:: What you need to do ::
Go through the records below line by line, counting those that contain the word "Cleaning"; answer with the count only.

:: Extracted records ::
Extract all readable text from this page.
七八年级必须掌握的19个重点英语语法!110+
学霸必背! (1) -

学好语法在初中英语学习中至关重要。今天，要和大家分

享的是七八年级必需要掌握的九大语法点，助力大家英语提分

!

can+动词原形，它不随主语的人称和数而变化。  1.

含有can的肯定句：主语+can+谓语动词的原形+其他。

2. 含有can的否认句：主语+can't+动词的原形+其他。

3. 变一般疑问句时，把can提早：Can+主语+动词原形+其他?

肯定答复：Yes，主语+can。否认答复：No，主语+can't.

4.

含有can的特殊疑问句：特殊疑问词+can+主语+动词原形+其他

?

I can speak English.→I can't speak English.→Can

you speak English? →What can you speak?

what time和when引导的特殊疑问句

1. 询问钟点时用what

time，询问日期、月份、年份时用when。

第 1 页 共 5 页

==

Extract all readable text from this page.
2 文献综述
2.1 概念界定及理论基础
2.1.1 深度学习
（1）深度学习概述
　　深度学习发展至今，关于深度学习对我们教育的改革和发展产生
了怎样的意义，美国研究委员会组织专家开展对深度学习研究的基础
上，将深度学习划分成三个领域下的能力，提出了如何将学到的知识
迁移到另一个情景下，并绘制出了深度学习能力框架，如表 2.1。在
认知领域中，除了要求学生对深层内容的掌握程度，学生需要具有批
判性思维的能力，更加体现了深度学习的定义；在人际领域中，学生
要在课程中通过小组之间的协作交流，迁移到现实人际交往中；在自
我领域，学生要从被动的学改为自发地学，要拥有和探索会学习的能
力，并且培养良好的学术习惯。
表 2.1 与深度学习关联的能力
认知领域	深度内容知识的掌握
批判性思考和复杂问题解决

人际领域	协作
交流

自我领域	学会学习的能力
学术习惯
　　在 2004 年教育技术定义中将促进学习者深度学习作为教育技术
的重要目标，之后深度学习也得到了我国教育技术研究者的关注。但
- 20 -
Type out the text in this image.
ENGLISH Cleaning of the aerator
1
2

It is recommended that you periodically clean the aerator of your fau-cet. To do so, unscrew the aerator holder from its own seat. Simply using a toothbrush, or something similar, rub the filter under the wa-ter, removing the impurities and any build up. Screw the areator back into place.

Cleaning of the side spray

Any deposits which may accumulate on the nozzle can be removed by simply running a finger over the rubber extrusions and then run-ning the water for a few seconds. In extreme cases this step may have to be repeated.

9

:: Reply to the task ::
2